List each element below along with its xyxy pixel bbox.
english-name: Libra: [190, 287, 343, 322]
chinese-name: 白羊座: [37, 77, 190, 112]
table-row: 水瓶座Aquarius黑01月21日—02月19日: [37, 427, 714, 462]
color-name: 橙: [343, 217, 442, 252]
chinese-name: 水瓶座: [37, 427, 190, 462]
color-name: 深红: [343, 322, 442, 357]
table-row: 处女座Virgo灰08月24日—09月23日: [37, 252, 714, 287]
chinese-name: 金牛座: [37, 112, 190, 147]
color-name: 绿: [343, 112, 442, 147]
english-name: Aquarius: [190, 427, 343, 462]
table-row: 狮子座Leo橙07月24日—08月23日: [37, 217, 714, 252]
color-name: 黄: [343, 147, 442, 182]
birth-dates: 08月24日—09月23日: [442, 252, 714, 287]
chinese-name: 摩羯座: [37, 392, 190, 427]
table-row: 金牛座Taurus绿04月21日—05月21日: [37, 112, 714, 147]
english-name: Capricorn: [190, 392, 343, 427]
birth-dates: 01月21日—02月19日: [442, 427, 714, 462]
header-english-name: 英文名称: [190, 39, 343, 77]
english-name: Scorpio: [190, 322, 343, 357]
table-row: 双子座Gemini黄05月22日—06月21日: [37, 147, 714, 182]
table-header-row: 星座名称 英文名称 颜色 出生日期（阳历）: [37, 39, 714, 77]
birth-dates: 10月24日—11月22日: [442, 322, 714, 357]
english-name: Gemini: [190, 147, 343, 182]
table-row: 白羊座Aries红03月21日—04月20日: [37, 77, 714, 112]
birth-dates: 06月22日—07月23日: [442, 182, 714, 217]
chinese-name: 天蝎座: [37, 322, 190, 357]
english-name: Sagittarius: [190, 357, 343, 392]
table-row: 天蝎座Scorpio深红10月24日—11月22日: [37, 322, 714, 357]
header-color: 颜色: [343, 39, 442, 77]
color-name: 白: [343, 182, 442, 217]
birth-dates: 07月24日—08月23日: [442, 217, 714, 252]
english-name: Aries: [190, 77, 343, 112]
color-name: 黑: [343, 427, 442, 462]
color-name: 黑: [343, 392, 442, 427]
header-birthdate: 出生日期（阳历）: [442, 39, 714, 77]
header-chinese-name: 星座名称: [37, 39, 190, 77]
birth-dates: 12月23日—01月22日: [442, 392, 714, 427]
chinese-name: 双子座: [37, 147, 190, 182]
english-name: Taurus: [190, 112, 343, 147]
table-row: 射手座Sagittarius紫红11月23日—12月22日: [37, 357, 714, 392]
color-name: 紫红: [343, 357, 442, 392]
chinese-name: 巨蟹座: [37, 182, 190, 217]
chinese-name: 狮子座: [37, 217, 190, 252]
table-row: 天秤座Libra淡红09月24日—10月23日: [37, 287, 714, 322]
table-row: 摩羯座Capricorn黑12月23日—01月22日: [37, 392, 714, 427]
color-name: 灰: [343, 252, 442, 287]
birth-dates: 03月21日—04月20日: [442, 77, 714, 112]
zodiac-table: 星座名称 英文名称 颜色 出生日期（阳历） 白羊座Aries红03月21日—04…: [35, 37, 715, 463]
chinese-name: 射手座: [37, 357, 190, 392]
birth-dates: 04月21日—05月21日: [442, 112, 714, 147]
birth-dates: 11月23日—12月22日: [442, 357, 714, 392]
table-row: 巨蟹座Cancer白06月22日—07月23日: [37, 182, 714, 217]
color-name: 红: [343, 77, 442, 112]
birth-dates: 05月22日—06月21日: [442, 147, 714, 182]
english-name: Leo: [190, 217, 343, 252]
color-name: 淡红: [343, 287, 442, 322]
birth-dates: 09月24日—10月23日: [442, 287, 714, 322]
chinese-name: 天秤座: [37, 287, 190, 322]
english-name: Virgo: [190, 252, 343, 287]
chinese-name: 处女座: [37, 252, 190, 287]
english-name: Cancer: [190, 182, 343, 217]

□ □ □ □ □ □ □

■ Exercise task
Switch "birth-dates" to "date-range" everywhere in the records above, then write out all of their lines again with nothing else changed.

■ Correct output
List each element below along with its xyxy pixel bbox.
english-name: Libra: [190, 287, 343, 322]
chinese-name: 白羊座: [37, 77, 190, 112]
table-row: 水瓶座Aquarius黑01月21日—02月19日: [37, 427, 714, 462]
color-name: 橙: [343, 217, 442, 252]
chinese-name: 水瓶座: [37, 427, 190, 462]
color-name: 深红: [343, 322, 442, 357]
table-row: 处女座Virgo灰08月24日—09月23日: [37, 252, 714, 287]
chinese-name: 金牛座: [37, 112, 190, 147]
color-name: 绿: [343, 112, 442, 147]
english-name: Aquarius: [190, 427, 343, 462]
table-row: 狮子座Leo橙07月24日—08月23日: [37, 217, 714, 252]
color-name: 黄: [343, 147, 442, 182]
date-range: 08月24日—09月23日: [442, 252, 714, 287]
chinese-name: 摩羯座: [37, 392, 190, 427]
table-row: 金牛座Taurus绿04月21日—05月21日: [37, 112, 714, 147]
english-name: Capricorn: [190, 392, 343, 427]
date-range: 01月21日—02月19日: [442, 427, 714, 462]
header-english-name: 英文名称: [190, 39, 343, 77]
english-name: Scorpio: [190, 322, 343, 357]
table-row: 双子座Gemini黄05月22日—06月21日: [37, 147, 714, 182]
table-header-row: 星座名称 英文名称 颜色 出生日期（阳历）: [37, 39, 714, 77]
date-range: 10月24日—11月22日: [442, 322, 714, 357]
english-name: Gemini: [190, 147, 343, 182]
table-row: 白羊座Aries红03月21日—04月20日: [37, 77, 714, 112]
date-range: 06月22日—07月23日: [442, 182, 714, 217]
chinese-name: 天蝎座: [37, 322, 190, 357]
english-name: Sagittarius: [190, 357, 343, 392]
table-row: 天蝎座Scorpio深红10月24日—11月22日: [37, 322, 714, 357]
header-color: 颜色: [343, 39, 442, 77]
color-name: 白: [343, 182, 442, 217]
date-range: 07月24日—08月23日: [442, 217, 714, 252]
english-name: Aries: [190, 77, 343, 112]
color-name: 黑: [343, 427, 442, 462]
color-name: 黑: [343, 392, 442, 427]
header-birthdate: 出生日期（阳历）: [442, 39, 714, 77]
header-chinese-name: 星座名称: [37, 39, 190, 77]
date-range: 12月23日—01月22日: [442, 392, 714, 427]
chinese-name: 双子座: [37, 147, 190, 182]
english-name: Taurus: [190, 112, 343, 147]
table-row: 射手座Sagittarius紫红11月23日—12月22日: [37, 357, 714, 392]
color-name: 紫红: [343, 357, 442, 392]
chinese-name: 巨蟹座: [37, 182, 190, 217]
chinese-name: 狮子座: [37, 217, 190, 252]
table-row: 天秤座Libra淡红09月24日—10月23日: [37, 287, 714, 322]
table-row: 摩羯座Capricorn黑12月23日—01月22日: [37, 392, 714, 427]
color-name: 灰: [343, 252, 442, 287]
date-range: 03月21日—04月20日: [442, 77, 714, 112]
zodiac-table: 星座名称 英文名称 颜色 出生日期（阳历） 白羊座Aries红03月21日—04…: [35, 37, 715, 463]
chinese-name: 射手座: [37, 357, 190, 392]
date-range: 04月21日—05月21日: [442, 112, 714, 147]
date-range: 11月23日—12月22日: [442, 357, 714, 392]
table-row: 巨蟹座Cancer白06月22日—07月23日: [37, 182, 714, 217]
color-name: 红: [343, 77, 442, 112]
date-range: 05月22日—06月21日: [442, 147, 714, 182]
english-name: Leo: [190, 217, 343, 252]
color-name: 淡红: [343, 287, 442, 322]
date-range: 09月24日—10月23日: [442, 287, 714, 322]
chinese-name: 天秤座: [37, 287, 190, 322]
english-name: Virgo: [190, 252, 343, 287]
chinese-name: 处女座: [37, 252, 190, 287]
english-name: Cancer: [190, 182, 343, 217]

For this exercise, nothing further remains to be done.